#### Work to complete
(a) In the article on the forestry officials' inauguration, how many of those sworn in hold managerial positions?
(b) Using the article on the forestry officials' inauguration, explain why the minister urged the ministry's civil servants to abandon routine work practices.
======== Source extract ========
Enviro News Asia, Jakarta — Minister of Forestry Raja Juli Antoni officially inaugurated 344 managerial and non-managerial officials within the Ministry of Forestry as part of efforts to strengthen the ministry’s workforce and reinforce a new bureaucratic direction focused on innovation, accountability, and results-oriented performance.
The inauguration ceremony marked a pivotal moment to enhance organizational capabilities ahead of 2026. Of the officials sworn in, 214 hold managerial positions and 130 occupy non-managerial roles, reflecting a broad restructuring across various units.
In his opening remarks, Minister Raja Juli Antoni expressed deep empathy for communities in Aceh, North Sumatra, and West Sumatra affected by recent floods and landslides. He urged the ministry’s ranks to use the disaster as a shared reflection on improving forest management and fulfilling public trust responsibly.
“With this inauguration and oath of office, welcoming the New Year 2026, Insyaallah the Ministry of Forestry will have a more effective working machinery so that we can together carry out the mandate of the nation and the state in the best possible way,” Minister Raja declared.
Addressing recent public scrutiny over the ministry’s role amid the disasters, Raja emphasized that there is no room for defensiveness. Criticism, he said, should be a mirror for improvement.
“This disaster may be a wake-up call for all of us to maximize the management of our forests.”
Central to his message was a call for civil servants within the ministry to break free from traditional patterns of work and embrace creative, innovative thinking. Citing a discussion with President Prabowo Subianto, Minister Raja stressed the importance of abandoning routine practices that yield stagnant results.
Quoting principles often attributed to Albert Einstein, he underscored the folly of expecting different outcomes from repetitive behavior.
“The real madness is doing the same thing over and over again and expecting different results.”
He argued that sustainable forests and preserved biodiversity cannot be achieved with outdated practices lacking innovation and impact. The minister also acknowledged structural challenges within the ministry, including limited human resources for forest protection, budget constraints, and weak coordination across administrative levels and work units.
======== Stored records ========
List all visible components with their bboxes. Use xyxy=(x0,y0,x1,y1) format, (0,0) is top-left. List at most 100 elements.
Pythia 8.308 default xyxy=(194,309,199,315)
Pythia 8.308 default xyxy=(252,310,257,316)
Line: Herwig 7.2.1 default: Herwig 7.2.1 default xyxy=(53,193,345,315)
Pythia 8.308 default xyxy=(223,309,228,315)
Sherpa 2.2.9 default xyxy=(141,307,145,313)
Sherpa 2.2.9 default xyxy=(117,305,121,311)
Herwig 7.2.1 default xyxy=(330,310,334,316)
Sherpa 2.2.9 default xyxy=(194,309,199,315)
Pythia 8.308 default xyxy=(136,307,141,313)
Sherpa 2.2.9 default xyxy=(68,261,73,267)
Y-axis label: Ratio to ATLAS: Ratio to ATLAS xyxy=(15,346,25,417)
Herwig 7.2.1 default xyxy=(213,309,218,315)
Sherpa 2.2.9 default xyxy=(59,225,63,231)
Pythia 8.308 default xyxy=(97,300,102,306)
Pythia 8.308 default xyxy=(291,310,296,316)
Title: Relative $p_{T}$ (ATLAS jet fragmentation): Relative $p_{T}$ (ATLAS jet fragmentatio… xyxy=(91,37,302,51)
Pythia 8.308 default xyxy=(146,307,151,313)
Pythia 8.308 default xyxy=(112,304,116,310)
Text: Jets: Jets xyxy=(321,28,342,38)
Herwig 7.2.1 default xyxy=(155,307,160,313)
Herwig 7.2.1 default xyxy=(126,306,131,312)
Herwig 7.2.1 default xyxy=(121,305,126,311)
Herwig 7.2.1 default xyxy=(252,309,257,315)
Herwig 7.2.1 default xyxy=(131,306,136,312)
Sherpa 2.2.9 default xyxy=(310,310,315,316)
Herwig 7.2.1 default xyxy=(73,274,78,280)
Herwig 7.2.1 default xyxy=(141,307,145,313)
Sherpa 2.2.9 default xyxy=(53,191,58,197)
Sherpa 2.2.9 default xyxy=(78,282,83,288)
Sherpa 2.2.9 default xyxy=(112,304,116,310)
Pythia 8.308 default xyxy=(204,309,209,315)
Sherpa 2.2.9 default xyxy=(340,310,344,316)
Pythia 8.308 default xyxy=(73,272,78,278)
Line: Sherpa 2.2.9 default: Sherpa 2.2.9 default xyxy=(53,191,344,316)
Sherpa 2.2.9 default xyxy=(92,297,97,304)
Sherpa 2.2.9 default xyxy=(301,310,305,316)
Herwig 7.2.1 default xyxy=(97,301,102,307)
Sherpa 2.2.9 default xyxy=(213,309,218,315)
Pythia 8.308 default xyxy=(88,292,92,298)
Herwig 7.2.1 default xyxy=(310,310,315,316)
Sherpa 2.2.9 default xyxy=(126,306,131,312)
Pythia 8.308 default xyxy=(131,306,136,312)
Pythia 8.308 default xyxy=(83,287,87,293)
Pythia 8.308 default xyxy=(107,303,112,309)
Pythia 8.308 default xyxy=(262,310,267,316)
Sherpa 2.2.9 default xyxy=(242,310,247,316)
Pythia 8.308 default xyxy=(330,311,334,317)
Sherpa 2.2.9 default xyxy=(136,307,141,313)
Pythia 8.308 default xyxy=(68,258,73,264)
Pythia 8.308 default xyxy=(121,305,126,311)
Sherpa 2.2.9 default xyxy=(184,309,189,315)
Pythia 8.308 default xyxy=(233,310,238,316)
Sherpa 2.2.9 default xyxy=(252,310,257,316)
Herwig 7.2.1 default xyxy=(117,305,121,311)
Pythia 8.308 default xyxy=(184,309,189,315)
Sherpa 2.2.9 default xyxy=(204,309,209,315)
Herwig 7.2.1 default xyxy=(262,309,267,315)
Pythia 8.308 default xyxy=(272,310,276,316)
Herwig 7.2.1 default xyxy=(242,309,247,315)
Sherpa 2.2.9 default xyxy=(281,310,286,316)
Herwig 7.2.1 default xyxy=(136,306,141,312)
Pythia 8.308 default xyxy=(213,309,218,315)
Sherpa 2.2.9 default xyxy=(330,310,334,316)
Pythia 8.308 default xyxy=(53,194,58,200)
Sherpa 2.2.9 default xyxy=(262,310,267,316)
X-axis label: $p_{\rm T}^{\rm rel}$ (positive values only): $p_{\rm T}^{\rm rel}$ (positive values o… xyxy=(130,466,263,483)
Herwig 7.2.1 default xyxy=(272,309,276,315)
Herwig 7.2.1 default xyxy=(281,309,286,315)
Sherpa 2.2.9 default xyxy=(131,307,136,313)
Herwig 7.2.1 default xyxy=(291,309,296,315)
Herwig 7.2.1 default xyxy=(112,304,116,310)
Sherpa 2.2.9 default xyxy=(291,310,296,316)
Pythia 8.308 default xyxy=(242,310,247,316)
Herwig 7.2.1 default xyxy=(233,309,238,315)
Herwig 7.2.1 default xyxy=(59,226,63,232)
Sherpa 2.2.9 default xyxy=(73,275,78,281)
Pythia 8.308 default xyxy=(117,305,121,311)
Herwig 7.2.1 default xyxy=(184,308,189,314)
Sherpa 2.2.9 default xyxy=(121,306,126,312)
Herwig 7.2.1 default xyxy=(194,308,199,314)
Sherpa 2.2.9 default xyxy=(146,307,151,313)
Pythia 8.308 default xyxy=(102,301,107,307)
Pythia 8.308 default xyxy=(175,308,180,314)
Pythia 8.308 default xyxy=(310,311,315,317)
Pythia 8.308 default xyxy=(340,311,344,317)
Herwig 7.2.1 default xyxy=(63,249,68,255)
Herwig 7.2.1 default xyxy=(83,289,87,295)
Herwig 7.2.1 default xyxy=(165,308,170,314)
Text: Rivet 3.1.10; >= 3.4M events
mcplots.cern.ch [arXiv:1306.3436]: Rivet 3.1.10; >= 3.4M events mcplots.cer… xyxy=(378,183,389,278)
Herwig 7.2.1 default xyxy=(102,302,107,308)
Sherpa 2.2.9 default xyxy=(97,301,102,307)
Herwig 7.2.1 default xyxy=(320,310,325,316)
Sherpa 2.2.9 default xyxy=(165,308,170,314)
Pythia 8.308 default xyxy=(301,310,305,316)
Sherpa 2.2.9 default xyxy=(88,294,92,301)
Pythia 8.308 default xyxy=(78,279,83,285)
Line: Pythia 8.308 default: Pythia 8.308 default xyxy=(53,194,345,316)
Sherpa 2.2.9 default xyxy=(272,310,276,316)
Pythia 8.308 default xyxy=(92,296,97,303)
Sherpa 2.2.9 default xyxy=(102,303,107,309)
========
#### Answers to the problems
(a) 214

(b) He held that routine practices yield stagnant results and that expecting different outcomes from repeating the same behavior is folly. He also argued that sustainable forests and preserved biodiversity cannot be achieved with outdated practices that lack innovation and impact.